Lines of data
────────────────────────────────────────
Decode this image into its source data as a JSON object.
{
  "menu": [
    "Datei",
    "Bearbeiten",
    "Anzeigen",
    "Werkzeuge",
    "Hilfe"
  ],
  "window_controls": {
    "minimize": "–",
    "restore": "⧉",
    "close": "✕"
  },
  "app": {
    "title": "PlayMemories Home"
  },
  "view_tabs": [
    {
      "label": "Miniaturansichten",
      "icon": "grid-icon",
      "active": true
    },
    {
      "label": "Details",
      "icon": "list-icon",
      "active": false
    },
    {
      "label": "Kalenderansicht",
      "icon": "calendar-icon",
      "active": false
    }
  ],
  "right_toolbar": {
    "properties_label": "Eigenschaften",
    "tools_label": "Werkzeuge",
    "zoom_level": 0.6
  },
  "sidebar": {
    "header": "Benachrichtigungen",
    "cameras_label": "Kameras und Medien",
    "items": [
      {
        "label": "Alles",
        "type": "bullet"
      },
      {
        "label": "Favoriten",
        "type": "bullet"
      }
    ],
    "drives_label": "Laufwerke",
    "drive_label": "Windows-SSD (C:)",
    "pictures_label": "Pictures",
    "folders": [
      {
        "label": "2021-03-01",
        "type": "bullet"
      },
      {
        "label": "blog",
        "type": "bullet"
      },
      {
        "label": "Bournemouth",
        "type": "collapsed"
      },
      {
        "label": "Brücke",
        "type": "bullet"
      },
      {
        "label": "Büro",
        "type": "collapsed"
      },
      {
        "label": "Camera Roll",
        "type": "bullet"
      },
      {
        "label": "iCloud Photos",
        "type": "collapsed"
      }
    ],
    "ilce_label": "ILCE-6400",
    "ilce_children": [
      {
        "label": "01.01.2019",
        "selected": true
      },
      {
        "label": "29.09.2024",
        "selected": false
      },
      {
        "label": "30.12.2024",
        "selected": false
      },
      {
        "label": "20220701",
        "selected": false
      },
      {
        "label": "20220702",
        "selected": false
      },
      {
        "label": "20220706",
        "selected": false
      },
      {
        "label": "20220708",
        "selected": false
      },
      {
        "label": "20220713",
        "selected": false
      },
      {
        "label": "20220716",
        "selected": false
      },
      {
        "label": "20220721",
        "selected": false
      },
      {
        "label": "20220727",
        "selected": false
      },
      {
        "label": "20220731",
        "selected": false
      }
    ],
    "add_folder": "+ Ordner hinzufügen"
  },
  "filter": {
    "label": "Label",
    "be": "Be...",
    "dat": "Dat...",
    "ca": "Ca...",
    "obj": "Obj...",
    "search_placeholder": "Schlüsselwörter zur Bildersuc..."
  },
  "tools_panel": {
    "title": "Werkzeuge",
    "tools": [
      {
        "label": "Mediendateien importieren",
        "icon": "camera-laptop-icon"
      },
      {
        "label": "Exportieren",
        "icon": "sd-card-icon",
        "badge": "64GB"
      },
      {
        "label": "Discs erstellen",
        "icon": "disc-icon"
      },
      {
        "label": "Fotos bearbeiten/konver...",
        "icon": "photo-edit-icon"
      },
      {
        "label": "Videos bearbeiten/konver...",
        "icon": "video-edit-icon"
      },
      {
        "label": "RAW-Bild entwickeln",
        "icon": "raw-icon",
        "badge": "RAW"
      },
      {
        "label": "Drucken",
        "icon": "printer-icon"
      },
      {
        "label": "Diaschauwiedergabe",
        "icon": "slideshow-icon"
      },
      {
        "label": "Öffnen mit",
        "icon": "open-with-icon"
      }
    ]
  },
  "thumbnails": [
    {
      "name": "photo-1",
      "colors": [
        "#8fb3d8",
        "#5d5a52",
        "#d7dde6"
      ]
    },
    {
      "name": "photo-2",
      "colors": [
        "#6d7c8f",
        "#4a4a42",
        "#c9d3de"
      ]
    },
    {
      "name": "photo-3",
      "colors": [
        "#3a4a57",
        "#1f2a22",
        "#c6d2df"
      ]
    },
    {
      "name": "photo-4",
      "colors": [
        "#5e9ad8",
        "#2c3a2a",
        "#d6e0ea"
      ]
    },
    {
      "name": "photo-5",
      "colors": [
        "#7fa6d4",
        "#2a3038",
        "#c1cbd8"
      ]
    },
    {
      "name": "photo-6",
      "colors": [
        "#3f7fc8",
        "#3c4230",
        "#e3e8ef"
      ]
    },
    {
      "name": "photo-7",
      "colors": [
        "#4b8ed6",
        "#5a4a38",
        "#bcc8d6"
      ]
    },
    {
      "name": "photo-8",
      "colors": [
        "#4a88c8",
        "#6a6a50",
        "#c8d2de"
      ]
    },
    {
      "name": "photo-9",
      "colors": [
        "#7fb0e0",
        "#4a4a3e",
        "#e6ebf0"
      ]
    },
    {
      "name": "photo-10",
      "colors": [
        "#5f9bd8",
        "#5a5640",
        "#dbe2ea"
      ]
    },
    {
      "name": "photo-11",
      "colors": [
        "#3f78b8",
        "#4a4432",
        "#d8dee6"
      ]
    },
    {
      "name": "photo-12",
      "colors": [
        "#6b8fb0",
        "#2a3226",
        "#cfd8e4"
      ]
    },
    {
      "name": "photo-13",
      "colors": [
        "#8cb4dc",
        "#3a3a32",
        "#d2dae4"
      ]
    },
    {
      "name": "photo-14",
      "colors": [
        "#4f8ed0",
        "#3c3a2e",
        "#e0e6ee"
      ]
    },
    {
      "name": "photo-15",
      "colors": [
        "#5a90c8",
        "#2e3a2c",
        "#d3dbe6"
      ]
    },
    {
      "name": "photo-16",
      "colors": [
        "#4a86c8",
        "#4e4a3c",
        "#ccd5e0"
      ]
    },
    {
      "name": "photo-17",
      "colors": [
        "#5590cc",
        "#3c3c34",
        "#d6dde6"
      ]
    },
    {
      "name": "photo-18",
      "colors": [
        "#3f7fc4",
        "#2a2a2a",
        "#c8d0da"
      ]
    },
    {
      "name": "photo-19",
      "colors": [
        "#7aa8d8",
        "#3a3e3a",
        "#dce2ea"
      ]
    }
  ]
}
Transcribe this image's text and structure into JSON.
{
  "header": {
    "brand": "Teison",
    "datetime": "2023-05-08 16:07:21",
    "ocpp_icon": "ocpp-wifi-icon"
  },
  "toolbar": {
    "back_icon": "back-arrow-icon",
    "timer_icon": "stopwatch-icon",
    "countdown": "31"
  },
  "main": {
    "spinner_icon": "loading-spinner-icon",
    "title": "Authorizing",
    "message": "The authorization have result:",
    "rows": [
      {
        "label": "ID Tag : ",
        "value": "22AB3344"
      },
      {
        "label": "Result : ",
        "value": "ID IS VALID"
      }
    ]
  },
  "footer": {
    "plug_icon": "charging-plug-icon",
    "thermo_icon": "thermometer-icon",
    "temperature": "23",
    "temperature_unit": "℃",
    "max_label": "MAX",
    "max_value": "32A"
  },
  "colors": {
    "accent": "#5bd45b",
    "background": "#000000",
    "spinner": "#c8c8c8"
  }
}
────────────────────────────────────────
### Exercise requirements
Extract the data in full. Keep it word for word.

### Exercise result
Decode this image into its source data as a JSON object.
{
  "menu": [
    "Datei",
    "Bearbeiten",
    "Anzeigen",
    "Werkzeuge",
    "Hilfe"
  ],
  "window_controls": {
    "minimize": "–",
    "restore": "⧉",
    "close": "✕"
  },
  "app": {
    "title": "PlayMemories Home"
  },
  "view_tabs": [
    {
      "label": "Miniaturansichten",
      "icon": "grid-icon",
      "active": true
    },
    {
      "label": "Details",
      "icon": "list-icon",
      "active": false
    },
    {
      "label": "Kalenderansicht",
      "icon": "calendar-icon",
      "active": false
    }
  ],
  "right_toolbar": {
    "properties_label": "Eigenschaften",
    "tools_label": "Werkzeuge",
    "zoom_level": 0.6
  },
  "sidebar": {
    "header": "Benachrichtigungen",
    "cameras_label": "Kameras und Medien",
    "items": [
      {
        "label": "Alles",
        "type": "bullet"
      },
      {
        "label": "Favoriten",
        "type": "bullet"
      }
    ],
    "drives_label": "Laufwerke",
    "drive_label": "Windows-SSD (C:)",
    "pictures_label": "Pictures",
    "folders": [
      {
        "label": "2021-03-01",
        "type": "bullet"
      },
      {
        "label": "blog",
        "type": "bullet"
      },
      {
        "label": "Bournemouth",
        "type": "collapsed"
      },
      {
        "label": "Brücke",
        "type": "bullet"
      },
      {
        "label": "Büro",
        "type": "collapsed"
      },
      {
        "label": "Camera Roll",
        "type": "bullet"
      },
      {
        "label": "iCloud Photos",
        "type": "collapsed"
      }
    ],
    "ilce_label": "ILCE-6400",
    "ilce_children": [
      {
        "label": "01.01.2019",
        "selected": true
      },
      {
        "label": "29.09.2024",
        "selected": false
      },
      {
        "label": "30.12.2024",
        "selected": false
      },
      {
        "label": "20220701",
        "selected": false
      },
      {
        "label": "20220702",
        "selected": false
      },
      {
        "label": "20220706",
        "selected": false
      },
      {
        "label": "20220708",
        "selected": false
      },
      {
        "label": "20220713",
        "selected": false
      },
      {
        "label": "20220716",
        "selected": false
      },
      {
        "label": "20220721",
        "selected": false
      },
      {
        "label": "20220727",
        "selected": false
      },
      {
        "label": "20220731",
        "selected": false
      }
    ],
    "add_folder": "+ Ordner hinzufügen"
  },
  "filter": {
    "label": "Label",
    "be": "Be...",
    "dat": "Dat...",
    "ca": "Ca...",
    "obj": "Obj...",
    "search_placeholder": "Schlüsselwörter zur Bildersuc..."
  },
  "tools_panel": {
    "title": "Werkzeuge",
    "tools": [
      {
        "label": "Mediendateien importieren",
        "icon": "camera-laptop-icon"
      },
      {
        "label": "Exportieren",
        "icon": "sd-card-icon",
        "badge": "64GB"
      },
      {
        "label": "Discs erstellen",
        "icon": "disc-icon"
      },
      {
        "label": "Fotos bearbeiten/konver...",
        "icon": "photo-edit-icon"
      },
      {
        "label": "Videos bearbeiten/konver...",
        "icon": "video-edit-icon"
      },
      {
        "label": "RAW-Bild entwickeln",
        "icon": "raw-icon",
        "badge": "RAW"
      },
      {
        "label": "Drucken",
        "icon": "printer-icon"
      },
      {
        "label": "Diaschauwiedergabe",
        "icon": "slideshow-icon"
      },
      {
        "label": "Öffnen mit",
        "icon": "open-with-icon"
      }
    ]
  },
  "thumbnails": [
    {
      "name": "photo-1",
      "colors": [
        "#8fb3d8",
        "#5d5a52",
        "#d7dde6"
      ]
    },
    {
      "name": "photo-2",
      "colors": [
        "#6d7c8f",
        "#4a4a42",
        "#c9d3de"
      ]
    },
    {
      "name": "photo-3",
      "colors": [
        "#3a4a57",
        "#1f2a22",
        "#c6d2df"
      ]
    },
    {
      "name": "photo-4",
      "colors": [
        "#5e9ad8",
        "#2c3a2a",
        "#d6e0ea"
      ]
    },
    {
      "name": "photo-5",
      "colors": [
        "#7fa6d4",
        "#2a3038",
        "#c1cbd8"
      ]
    },
    {
      "name": "photo-6",
      "colors": [
        "#3f7fc8",
        "#3c4230",
        "#e3e8ef"
      ]
    },
    {
      "name": "photo-7",
      "colors": [
        "#4b8ed6",
        "#5a4a38",
        "#bcc8d6"
      ]
    },
    {
      "name": "photo-8",
      "colors": [
        "#4a88c8",
        "#6a6a50",
        "#c8d2de"
      ]
    },
    {
      "name": "photo-9",
      "colors": [
        "#7fb0e0",
        "#4a4a3e",
        "#e6ebf0"
      ]
    },
    {
      "name": "photo-10",
      "colors": [
        "#5f9bd8",
        "#5a5640",
        "#dbe2ea"
      ]
    },
    {
      "name": "photo-11",
      "colors": [
        "#3f78b8",
        "#4a4432",
        "#d8dee6"
      ]
    },
    {
      "name": "photo-12",
      "colors": [
        "#6b8fb0",
        "#2a3226",
        "#cfd8e4"
      ]
    },
    {
      "name": "photo-13",
      "colors": [
        "#8cb4dc",
        "#3a3a32",
        "#d2dae4"
      ]
    },
    {
      "name": "photo-14",
      "colors": [
        "#4f8ed0",
        "#3c3a2e",
        "#e0e6ee"
      ]
    },
    {
      "name": "photo-15",
      "colors": [
        "#5a90c8",
        "#2e3a2c",
        "#d3dbe6"
      ]
    },
    {
      "name": "photo-16",
      "colors": [
        "#4a86c8",
        "#4e4a3c",
        "#ccd5e0"
      ]
    },
    {
      "name": "photo-17",
      "colors": [
        "#5590cc",
        "#3c3c34",
        "#d6dde6"
      ]
    },
    {
      "name": "photo-18",
      "colors": [
        "#3f7fc4",
        "#2a2a2a",
        "#c8d0da"
      ]
    },
    {
      "name": "photo-19",
      "colors": [
        "#7aa8d8",
        "#3a3e3a",
        "#dce2ea"
      ]
    }
  ]
}
Transcribe this image's text and structure into JSON.
{
  "header": {
    "brand": "Teison",
    "datetime": "2023-05-08 16:07:21",
    "ocpp_icon": "ocpp-wifi-icon"
  },
  "toolbar": {
    "back_icon": "back-arrow-icon",
    "timer_icon": "stopwatch-icon",
    "countdown": "31"
  },
  "main": {
    "spinner_icon": "loading-spinner-icon",
    "title": "Authorizing",
    "message": "The authorization have result:",
    "rows": [
      {
        "label": "ID Tag : ",
        "value": "22AB3344"
      },
      {
        "label": "Result : ",
        "value": "ID IS VALID"
      }
    ]
  },
  "footer": {
    "plug_icon": "charging-plug-icon",
    "thermo_icon": "thermometer-icon",
    "temperature": "23",
    "temperature_unit": "℃",
    "max_label": "MAX",
    "max_value": "32A"
  },
  "colors": {
    "accent": "#5bd45b",
    "background": "#000000",
    "spinner": "#c8c8c8"
  }
}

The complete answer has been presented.